▶ Halaman

HAM Atas Ekonomi dan Sosial
Setelah 15
tahun reformasi bergulir, kita menyaksikan pemerintah telah berhasil memenuhi
HAM di bidang politik bagi rakyat Indonesia. Kini masyarakat bebas menyuarakan
pendapatnya bahkan mencaci maki pemimpinnya tanpa perlu takut ditangkap.
Demokrasi telah tumbuh dam berkembang, bahkan cenderung euforia erhingga sering
diplesetkan sebagai democrazy. Dalam pemenuhan HAM di bidang politik, campur
tangan pemerintah harus dikurangi bahkan zero. Berbeda dengan pemenuhan HAM
dibidang ekonom dan sosial, apalagi bagi negara yang sedang berkembang seperti
Indonesia, maka pemerintah harus campur tangan terutama dalam penyediaan
infrastruktur dan dana. Penerapan SJSN tahap awal di bidang kesehatan merupakan
salah satu bentuk pemenuhan HAM di bidang kesehatan yang melibatkan campur
tangan pemerintah, misalnya menanggung iuran bagi rakyat miskin.

(Catatan anotasi koordinat)
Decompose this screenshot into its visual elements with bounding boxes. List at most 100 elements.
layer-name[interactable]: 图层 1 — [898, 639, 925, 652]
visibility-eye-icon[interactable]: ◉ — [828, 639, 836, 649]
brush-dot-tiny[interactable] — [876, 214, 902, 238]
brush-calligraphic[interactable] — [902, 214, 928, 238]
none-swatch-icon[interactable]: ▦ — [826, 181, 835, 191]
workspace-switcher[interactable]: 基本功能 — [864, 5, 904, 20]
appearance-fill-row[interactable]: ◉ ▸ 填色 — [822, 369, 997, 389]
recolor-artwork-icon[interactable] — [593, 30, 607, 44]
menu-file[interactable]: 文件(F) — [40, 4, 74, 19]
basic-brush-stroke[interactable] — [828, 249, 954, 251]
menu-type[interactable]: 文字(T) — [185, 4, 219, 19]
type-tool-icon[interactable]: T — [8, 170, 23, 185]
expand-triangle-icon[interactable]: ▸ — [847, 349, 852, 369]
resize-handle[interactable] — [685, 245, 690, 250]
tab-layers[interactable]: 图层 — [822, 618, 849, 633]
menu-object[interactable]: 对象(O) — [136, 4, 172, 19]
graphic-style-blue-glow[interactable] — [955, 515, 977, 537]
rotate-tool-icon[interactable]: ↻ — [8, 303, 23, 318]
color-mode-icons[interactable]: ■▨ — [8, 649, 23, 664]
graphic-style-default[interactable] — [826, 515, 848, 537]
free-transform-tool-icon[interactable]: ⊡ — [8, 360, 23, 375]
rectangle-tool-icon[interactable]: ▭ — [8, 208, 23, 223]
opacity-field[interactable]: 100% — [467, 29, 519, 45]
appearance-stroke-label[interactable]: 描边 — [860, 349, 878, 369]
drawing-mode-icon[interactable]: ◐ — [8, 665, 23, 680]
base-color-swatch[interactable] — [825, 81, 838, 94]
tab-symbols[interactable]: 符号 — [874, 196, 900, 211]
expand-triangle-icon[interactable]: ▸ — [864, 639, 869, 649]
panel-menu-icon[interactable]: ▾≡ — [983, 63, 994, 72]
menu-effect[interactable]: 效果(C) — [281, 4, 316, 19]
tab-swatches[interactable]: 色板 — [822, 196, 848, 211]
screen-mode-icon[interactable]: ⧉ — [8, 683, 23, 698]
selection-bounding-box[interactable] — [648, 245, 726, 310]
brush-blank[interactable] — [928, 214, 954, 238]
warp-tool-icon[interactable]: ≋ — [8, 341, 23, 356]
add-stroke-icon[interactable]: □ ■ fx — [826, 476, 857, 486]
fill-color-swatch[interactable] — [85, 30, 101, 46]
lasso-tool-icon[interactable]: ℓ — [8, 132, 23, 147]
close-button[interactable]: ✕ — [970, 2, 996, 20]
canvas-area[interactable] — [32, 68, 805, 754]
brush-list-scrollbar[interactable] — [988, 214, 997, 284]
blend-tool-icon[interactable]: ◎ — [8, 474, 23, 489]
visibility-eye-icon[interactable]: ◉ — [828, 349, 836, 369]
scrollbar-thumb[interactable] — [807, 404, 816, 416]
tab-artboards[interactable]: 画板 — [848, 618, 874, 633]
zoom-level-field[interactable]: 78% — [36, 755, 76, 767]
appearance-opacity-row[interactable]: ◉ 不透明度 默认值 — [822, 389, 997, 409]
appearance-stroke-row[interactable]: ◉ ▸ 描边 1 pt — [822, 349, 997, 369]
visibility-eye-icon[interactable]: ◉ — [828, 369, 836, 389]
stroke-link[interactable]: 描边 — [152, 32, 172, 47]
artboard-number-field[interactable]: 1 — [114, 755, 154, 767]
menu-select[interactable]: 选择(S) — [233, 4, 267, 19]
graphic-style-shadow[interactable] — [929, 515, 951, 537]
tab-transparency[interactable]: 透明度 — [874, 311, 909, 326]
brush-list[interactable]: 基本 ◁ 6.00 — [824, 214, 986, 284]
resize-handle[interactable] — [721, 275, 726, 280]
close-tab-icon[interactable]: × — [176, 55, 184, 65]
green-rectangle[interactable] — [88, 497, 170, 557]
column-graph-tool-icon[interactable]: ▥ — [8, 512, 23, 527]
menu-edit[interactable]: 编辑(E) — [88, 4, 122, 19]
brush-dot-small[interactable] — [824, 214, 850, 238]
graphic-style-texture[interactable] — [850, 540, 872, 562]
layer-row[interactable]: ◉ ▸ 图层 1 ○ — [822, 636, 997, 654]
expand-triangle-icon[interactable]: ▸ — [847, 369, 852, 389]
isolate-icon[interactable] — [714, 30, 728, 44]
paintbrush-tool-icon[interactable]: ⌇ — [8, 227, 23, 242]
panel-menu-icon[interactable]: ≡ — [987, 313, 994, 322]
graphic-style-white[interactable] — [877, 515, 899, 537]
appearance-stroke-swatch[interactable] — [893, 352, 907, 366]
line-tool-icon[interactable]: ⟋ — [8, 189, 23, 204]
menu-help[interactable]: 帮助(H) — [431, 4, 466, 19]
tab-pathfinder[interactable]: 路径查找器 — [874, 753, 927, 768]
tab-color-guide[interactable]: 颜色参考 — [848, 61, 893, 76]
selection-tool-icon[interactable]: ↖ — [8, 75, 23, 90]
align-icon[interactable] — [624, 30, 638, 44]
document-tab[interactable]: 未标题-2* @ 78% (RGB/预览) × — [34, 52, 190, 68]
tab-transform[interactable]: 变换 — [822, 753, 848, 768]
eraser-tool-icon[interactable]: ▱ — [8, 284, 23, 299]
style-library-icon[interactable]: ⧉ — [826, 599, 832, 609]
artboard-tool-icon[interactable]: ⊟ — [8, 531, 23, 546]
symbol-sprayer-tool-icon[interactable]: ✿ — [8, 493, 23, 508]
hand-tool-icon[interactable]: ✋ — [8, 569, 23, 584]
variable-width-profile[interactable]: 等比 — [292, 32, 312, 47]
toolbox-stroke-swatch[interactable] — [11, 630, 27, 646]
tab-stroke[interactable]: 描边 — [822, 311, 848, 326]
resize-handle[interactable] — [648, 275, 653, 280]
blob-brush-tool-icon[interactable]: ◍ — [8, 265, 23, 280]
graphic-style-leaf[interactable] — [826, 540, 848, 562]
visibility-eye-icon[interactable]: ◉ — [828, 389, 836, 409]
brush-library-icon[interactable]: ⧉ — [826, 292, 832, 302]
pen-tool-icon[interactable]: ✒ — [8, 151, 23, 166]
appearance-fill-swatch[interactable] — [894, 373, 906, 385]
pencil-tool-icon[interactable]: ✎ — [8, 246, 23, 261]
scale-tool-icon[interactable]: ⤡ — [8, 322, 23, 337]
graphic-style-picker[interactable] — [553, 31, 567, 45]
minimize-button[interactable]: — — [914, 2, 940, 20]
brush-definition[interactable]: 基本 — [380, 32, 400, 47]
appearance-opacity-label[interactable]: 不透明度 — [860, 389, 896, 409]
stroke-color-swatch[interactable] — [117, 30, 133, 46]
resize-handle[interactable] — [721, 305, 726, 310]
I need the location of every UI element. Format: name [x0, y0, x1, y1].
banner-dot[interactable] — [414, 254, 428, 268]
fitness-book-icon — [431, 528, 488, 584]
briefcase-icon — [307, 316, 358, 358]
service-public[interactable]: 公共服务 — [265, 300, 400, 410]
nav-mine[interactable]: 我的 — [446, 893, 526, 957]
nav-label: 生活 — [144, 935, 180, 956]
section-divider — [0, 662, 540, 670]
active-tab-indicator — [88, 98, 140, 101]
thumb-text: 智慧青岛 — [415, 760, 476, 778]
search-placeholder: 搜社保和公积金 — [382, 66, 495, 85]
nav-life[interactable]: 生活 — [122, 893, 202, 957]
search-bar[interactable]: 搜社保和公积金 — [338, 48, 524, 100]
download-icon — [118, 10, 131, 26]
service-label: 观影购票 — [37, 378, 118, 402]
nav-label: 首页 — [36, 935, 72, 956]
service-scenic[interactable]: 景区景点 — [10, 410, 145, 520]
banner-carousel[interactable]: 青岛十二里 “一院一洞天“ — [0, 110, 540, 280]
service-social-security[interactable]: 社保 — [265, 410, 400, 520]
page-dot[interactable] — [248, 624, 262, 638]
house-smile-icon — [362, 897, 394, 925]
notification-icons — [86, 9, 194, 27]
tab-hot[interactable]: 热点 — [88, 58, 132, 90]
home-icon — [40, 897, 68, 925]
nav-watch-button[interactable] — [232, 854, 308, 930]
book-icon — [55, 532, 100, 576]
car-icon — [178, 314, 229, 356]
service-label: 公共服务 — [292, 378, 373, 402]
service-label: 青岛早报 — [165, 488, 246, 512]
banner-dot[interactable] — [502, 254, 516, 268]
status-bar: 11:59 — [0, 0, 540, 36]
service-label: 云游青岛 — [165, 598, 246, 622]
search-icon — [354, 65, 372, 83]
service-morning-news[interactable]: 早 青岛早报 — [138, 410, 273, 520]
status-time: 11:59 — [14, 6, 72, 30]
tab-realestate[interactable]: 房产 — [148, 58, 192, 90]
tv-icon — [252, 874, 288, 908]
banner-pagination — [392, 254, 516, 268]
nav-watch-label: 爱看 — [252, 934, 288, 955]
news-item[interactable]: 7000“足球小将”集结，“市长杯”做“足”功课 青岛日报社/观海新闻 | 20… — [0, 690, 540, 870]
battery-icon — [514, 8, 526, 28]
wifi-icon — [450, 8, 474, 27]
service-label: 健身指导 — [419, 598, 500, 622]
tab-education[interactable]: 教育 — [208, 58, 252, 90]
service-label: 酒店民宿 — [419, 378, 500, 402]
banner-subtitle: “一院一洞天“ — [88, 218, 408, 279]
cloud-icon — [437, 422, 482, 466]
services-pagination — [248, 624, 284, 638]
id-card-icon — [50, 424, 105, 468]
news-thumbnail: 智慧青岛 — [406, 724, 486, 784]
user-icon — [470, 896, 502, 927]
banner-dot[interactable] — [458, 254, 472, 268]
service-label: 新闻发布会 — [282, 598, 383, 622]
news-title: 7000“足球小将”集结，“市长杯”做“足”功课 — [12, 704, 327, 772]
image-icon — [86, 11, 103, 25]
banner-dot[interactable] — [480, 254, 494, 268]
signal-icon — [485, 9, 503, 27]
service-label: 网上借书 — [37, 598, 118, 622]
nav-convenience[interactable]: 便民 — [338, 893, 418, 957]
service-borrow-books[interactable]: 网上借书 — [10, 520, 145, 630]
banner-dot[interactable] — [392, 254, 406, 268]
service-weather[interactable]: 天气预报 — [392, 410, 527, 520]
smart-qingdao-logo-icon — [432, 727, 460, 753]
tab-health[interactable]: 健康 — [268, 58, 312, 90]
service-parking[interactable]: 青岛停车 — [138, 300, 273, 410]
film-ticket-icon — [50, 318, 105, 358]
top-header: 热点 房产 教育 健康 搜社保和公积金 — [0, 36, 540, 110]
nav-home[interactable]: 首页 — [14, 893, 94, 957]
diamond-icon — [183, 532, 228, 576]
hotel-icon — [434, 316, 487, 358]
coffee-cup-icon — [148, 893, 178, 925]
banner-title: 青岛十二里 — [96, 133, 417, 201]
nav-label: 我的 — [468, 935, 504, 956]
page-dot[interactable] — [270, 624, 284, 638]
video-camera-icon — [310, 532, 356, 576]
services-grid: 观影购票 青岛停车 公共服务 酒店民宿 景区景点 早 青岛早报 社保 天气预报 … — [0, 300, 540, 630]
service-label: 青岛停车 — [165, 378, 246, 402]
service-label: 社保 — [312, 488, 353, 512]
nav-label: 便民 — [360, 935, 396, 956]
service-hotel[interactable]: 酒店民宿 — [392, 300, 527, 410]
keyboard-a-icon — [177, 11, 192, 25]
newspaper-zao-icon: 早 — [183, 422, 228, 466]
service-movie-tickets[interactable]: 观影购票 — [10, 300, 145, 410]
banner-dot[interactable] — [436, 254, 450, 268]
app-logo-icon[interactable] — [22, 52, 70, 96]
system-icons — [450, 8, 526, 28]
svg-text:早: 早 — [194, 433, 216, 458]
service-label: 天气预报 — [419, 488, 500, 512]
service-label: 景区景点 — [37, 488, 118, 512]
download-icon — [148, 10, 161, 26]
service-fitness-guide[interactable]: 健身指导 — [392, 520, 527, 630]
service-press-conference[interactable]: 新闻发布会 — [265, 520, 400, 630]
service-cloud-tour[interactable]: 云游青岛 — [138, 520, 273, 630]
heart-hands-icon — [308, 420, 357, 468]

▶ Yang Harus Dikerjakan
A. Tulis ulang sama persis bagian teks tentang HAM di bidang ekonomi dan sosial yang dimulai dengan "HAM Atas Ekonomi" dan diakhiri dengan "bagi rakyat miskin.".
B. Lanjutkan teks tentang HAM di bidang ekonomi dan sosial setelah kalimat terakhirnya.

▶ Hasil Latihan
A.
HAM Atas Ekonomi dan Sosial
Setelah 15
tahun reformasi bergulir, kita menyaksikan pemerintah telah berhasil memenuhi
HAM di bidang politik bagi rakyat Indonesia. Kini masyarakat bebas menyuarakan
pendapatnya bahkan mencaci maki pemimpinnya tanpa perlu takut ditangkap.
Demokrasi telah tumbuh dam berkembang, bahkan cenderung euforia erhingga sering
diplesetkan sebagai democrazy. Dalam pemenuhan HAM di bidang politik, campur
tangan pemerintah harus dikurangi bahkan zero. Berbeda dengan pemenuhan HAM
dibidang ekonom dan sosial, apalagi bagi negara yang sedang berkembang seperti
Indonesia, maka pemerintah harus campur tangan terutama dalam penyediaan
infrastruktur dan dana. Penerapan SJSN tahap awal di bidang kesehatan merupakan
salah satu bentuk pemenuhan HAM di bidang kesehatan yang melibatkan campur
tangan pemerintah, misalnya menanggung iuran bagi rakyat miskin.

B.
Iklim
demokrasi telah membuat rakyat semakin terbuka dalam menyampaikan aspirasinya
–bahkan dengan kebebasan itu rakyat makin cerdas dan kreatif karena ide bagus
mereka tidak dikekang. Pemerintah telah menjawab hal tersebut dengan pelayanan
yang lebih baik. Banyak media massa asing yang memberi penilaian yang bagus
akan hal ini, bahwa Indonesia merupakan salah satu bukti negara yang relatif
berhasil dalam transisi demokrasi –dari semula otoritarianisme.
Negara Kesejahteraan
Implementasi
SJSN semakin mendekatkan prinsip pemerintahan Indonesia untuk menjadi
"welfare state model" dengan mengakomodir prinsip-prinsip
"social state model". SJSN menetapkan sumber pembiayaan jaminan
sosial melalui mekanisme asuransi sosial. Masyarakat, pekerja dan pemberi
kerja, dalam hal ini termasuk pemerintah sebagai pemberi kerja bagi PNS,
TNI/Polri, ikut membayarkan iuran dan pajak negara bagi kelompok masyarakat
yang tidak mampu. Negara membayar iuran jaminan sosial bagi masyarakat tidak
mampu merupakan wujud amanat UUD 1945, Pasal 34 ayat 1.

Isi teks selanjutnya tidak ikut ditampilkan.